» **What is required**:
Return the material word for word. Do not include pictures.
»»
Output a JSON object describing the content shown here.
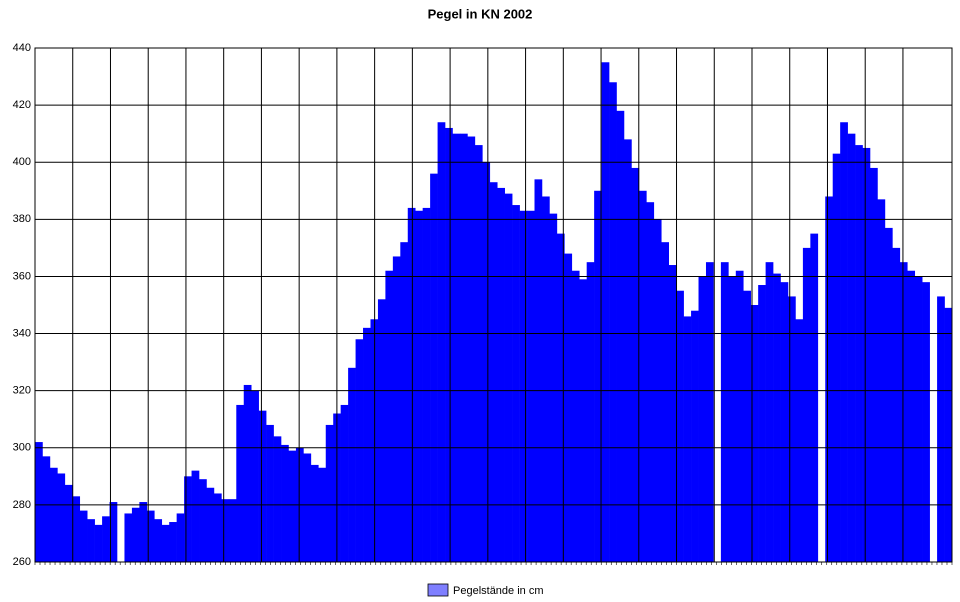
{
  "chart_data": {
    "type": "bar",
    "title": "Pegel in KN 2002",
    "series": [
      {
        "name": "Pegelstände in cm",
        "color": "#0000ff",
        "values": [
          302,
          297,
          293,
          291,
          287,
          283,
          278,
          275,
          273,
          276,
          281,
          null,
          277,
          279,
          281,
          278,
          275,
          273,
          274,
          277,
          290,
          292,
          289,
          286,
          284,
          282,
          282,
          315,
          322,
          320,
          313,
          308,
          304,
          301,
          299,
          300,
          298,
          294,
          293,
          308,
          312,
          315,
          328,
          338,
          342,
          345,
          352,
          362,
          367,
          372,
          384,
          383,
          384,
          396,
          414,
          412,
          410,
          410,
          409,
          406,
          400,
          393,
          391,
          389,
          385,
          383,
          383,
          394,
          388,
          382,
          375,
          368,
          362,
          359,
          365,
          390,
          435,
          428,
          418,
          408,
          398,
          390,
          386,
          380,
          372,
          364,
          355,
          346,
          348,
          360,
          365,
          null,
          365,
          360,
          362,
          355,
          350,
          357,
          365,
          361,
          358,
          353,
          345,
          370,
          375,
          null,
          388,
          403,
          414,
          410,
          406,
          405,
          398,
          387,
          377,
          370,
          365,
          362,
          360,
          358,
          null,
          353,
          349
        ]
      }
    ],
    "ylim": [
      260,
      440
    ],
    "yticks": [
      260,
      280,
      300,
      320,
      340,
      360,
      380,
      400,
      420,
      440
    ],
    "grid": true,
    "legend": "bottom"
  }
}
««
» **Result of the exercise**:
Output a JSON object describing the content shown here.
{
  "chart_data": {
    "type": "bar",
    "title": "Pegel in KN 2002",
    "series": [
      {
        "name": "Pegelstände in cm",
        "color": "#0000ff",
        "values": [
          302,
          297,
          293,
          291,
          287,
          283,
          278,
          275,
          273,
          276,
          281,
          null,
          277,
          279,
          281,
          278,
          275,
          273,
          274,
          277,
          290,
          292,
          289,
          286,
          284,
          282,
          282,
          315,
          322,
          320,
          313,
          308,
          304,
          301,
          299,
          300,
          298,
          294,
          293,
          308,
          312,
          315,
          328,
          338,
          342,
          345,
          352,
          362,
          367,
          372,
          384,
          383,
          384,
          396,
          414,
          412,
          410,
          410,
          409,
          406,
          400,
          393,
          391,
          389,
          385,
          383,
          383,
          394,
          388,
          382,
          375,
          368,
          362,
          359,
          365,
          390,
          435,
          428,
          418,
          408,
          398,
          390,
          386,
          380,
          372,
          364,
          355,
          346,
          348,
          360,
          365,
          null,
          365,
          360,
          362,
          355,
          350,
          357,
          365,
          361,
          358,
          353,
          345,
          370,
          375,
          null,
          388,
          403,
          414,
          410,
          406,
          405,
          398,
          387,
          377,
          370,
          365,
          362,
          360,
          358,
          null,
          353,
          349
        ]
      }
    ],
    "ylim": [
      260,
      440
    ],
    "yticks": [
      260,
      280,
      300,
      320,
      340,
      360,
      380,
      400,
      420,
      440
    ],
    "grid": true,
    "legend": "bottom"
  }
}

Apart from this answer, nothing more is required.